Stored data entries:
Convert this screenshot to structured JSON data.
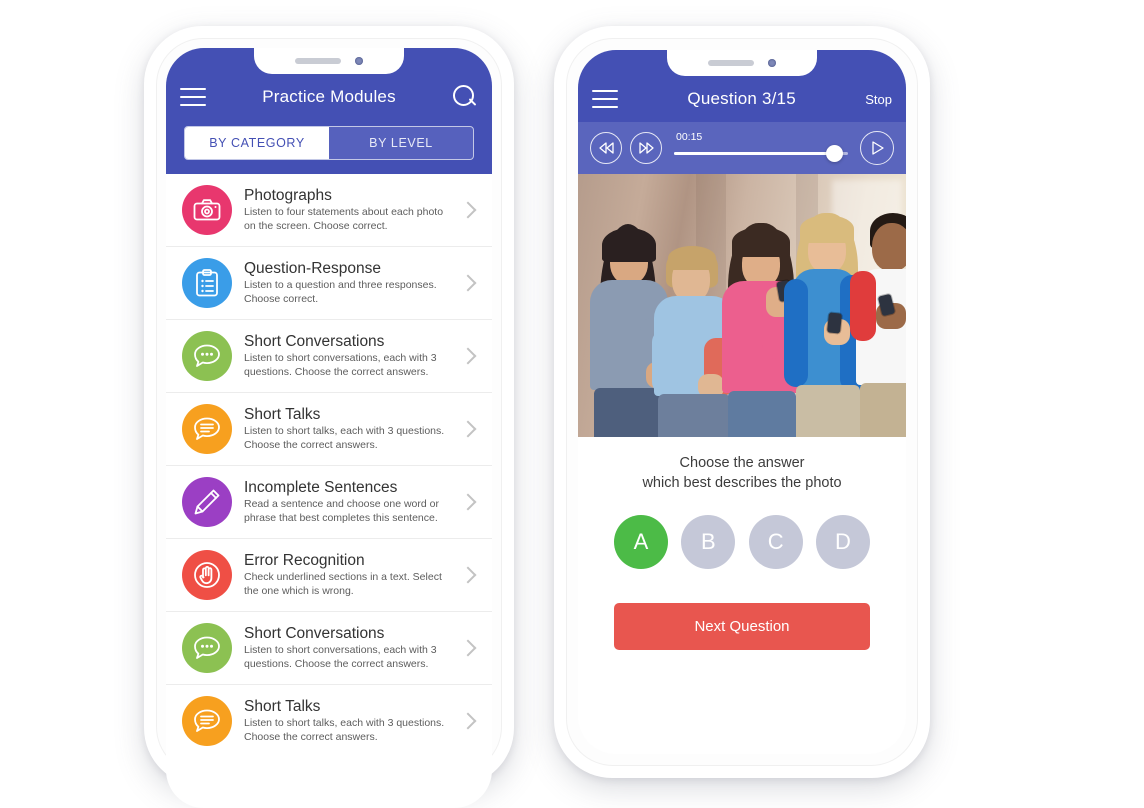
{
  "modules_phone": {
    "header": {
      "menu_icon": "hamburger-icon",
      "title": "Practice Modules",
      "search_icon": "search-icon"
    },
    "segmented": {
      "options": [
        "BY CATEGORY",
        "BY LEVEL"
      ],
      "selected": "BY CATEGORY"
    },
    "items": [
      {
        "title": "Photographs",
        "desc": "Listen to four statements about each photo on the screen. Choose correct.",
        "icon": "camera-icon",
        "color": "#e8376e"
      },
      {
        "title": "Question-Response",
        "desc": "Listen to a question and three responses. Choose correct.",
        "icon": "clipboard-icon",
        "color": "#3a9de8"
      },
      {
        "title": "Short Conversations",
        "desc": "Listen to short conversations, each with 3 questions. Choose the correct answers.",
        "icon": "chat-dots-icon",
        "color": "#8cc152"
      },
      {
        "title": "Short Talks",
        "desc": "Listen to short talks, each with 3 questions. Choose the correct answers.",
        "icon": "chat-lines-icon",
        "color": "#f7a01f"
      },
      {
        "title": "Incomplete Sentences",
        "desc": "Read a sentence and choose one word or phrase that best completes this sentence.",
        "icon": "pencil-icon",
        "color": "#9b3fc4"
      },
      {
        "title": "Error Recognition",
        "desc": "Check underlined sections in a text. Select the one which is wrong.",
        "icon": "hand-stop-icon",
        "color": "#ef4f45"
      },
      {
        "title": "Short Conversations",
        "desc": "Listen to short conversations, each with 3 questions. Choose the correct answers.",
        "icon": "chat-dots-icon",
        "color": "#8cc152"
      },
      {
        "title": "Short Talks",
        "desc": "Listen to short talks, each with 3 questions. Choose the correct answers.",
        "icon": "chat-lines-icon",
        "color": "#f7a01f"
      }
    ]
  },
  "question_phone": {
    "header": {
      "menu_icon": "hamburger-icon",
      "title": "Question 3/15",
      "stop_label": "Stop"
    },
    "player": {
      "rewind_icon": "rewind-icon",
      "forward_icon": "fast-forward-icon",
      "play_icon": "play-icon",
      "time": "00:15",
      "progress_percent": 92
    },
    "photo_alt": "five teenagers with smartphones leaning on a wall",
    "prompt_line1": "Choose the answer",
    "prompt_line2": "which best describes the photo",
    "answers": [
      {
        "label": "A",
        "selected": true
      },
      {
        "label": "B",
        "selected": false
      },
      {
        "label": "C",
        "selected": false
      },
      {
        "label": "D",
        "selected": false
      }
    ],
    "next_label": "Next Question"
  },
  "colors": {
    "appbar": "#4450b4",
    "player": "#5a65bd",
    "accent_green": "#4cbb47",
    "accent_red": "#e8564f",
    "answer_idle": "#c5c8d8"
  }
}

Task brief => Transcribe all of the entries word for word, but skip any pictures they contain.

Exercise result =>
Convert this screenshot to structured JSON data.
{
  "modules_phone": {
    "header": {
      "menu_icon": "hamburger-icon",
      "title": "Practice Modules",
      "search_icon": "search-icon"
    },
    "segmented": {
      "options": [
        "BY CATEGORY",
        "BY LEVEL"
      ],
      "selected": "BY CATEGORY"
    },
    "items": [
      {
        "title": "Photographs",
        "desc": "Listen to four statements about each photo on the screen. Choose correct.",
        "icon": "camera-icon",
        "color": "#e8376e"
      },
      {
        "title": "Question-Response",
        "desc": "Listen to a question and three responses. Choose correct.",
        "icon": "clipboard-icon",
        "color": "#3a9de8"
      },
      {
        "title": "Short Conversations",
        "desc": "Listen to short conversations, each with 3 questions. Choose the correct answers.",
        "icon": "chat-dots-icon",
        "color": "#8cc152"
      },
      {
        "title": "Short Talks",
        "desc": "Listen to short talks, each with 3 questions. Choose the correct answers.",
        "icon": "chat-lines-icon",
        "color": "#f7a01f"
      },
      {
        "title": "Incomplete Sentences",
        "desc": "Read a sentence and choose one word or phrase that best completes this sentence.",
        "icon": "pencil-icon",
        "color": "#9b3fc4"
      },
      {
        "title": "Error Recognition",
        "desc": "Check underlined sections in a text. Select the one which is wrong.",
        "icon": "hand-stop-icon",
        "color": "#ef4f45"
      },
      {
        "title": "Short Conversations",
        "desc": "Listen to short conversations, each with 3 questions. Choose the correct answers.",
        "icon": "chat-dots-icon",
        "color": "#8cc152"
      },
      {
        "title": "Short Talks",
        "desc": "Listen to short talks, each with 3 questions. Choose the correct answers.",
        "icon": "chat-lines-icon",
        "color": "#f7a01f"
      }
    ]
  },
  "question_phone": {
    "header": {
      "menu_icon": "hamburger-icon",
      "title": "Question 3/15",
      "stop_label": "Stop"
    },
    "player": {
      "rewind_icon": "rewind-icon",
      "forward_icon": "fast-forward-icon",
      "play_icon": "play-icon",
      "time": "00:15",
      "progress_percent": 92
    },
    "photo_alt": "five teenagers with smartphones leaning on a wall",
    "prompt_line1": "Choose the answer",
    "prompt_line2": "which best describes the photo",
    "answers": [
      {
        "label": "A",
        "selected": true
      },
      {
        "label": "B",
        "selected": false
      },
      {
        "label": "C",
        "selected": false
      },
      {
        "label": "D",
        "selected": false
      }
    ],
    "next_label": "Next Question"
  },
  "colors": {
    "appbar": "#4450b4",
    "player": "#5a65bd",
    "accent_green": "#4cbb47",
    "accent_red": "#e8564f",
    "answer_idle": "#c5c8d8"
  }
}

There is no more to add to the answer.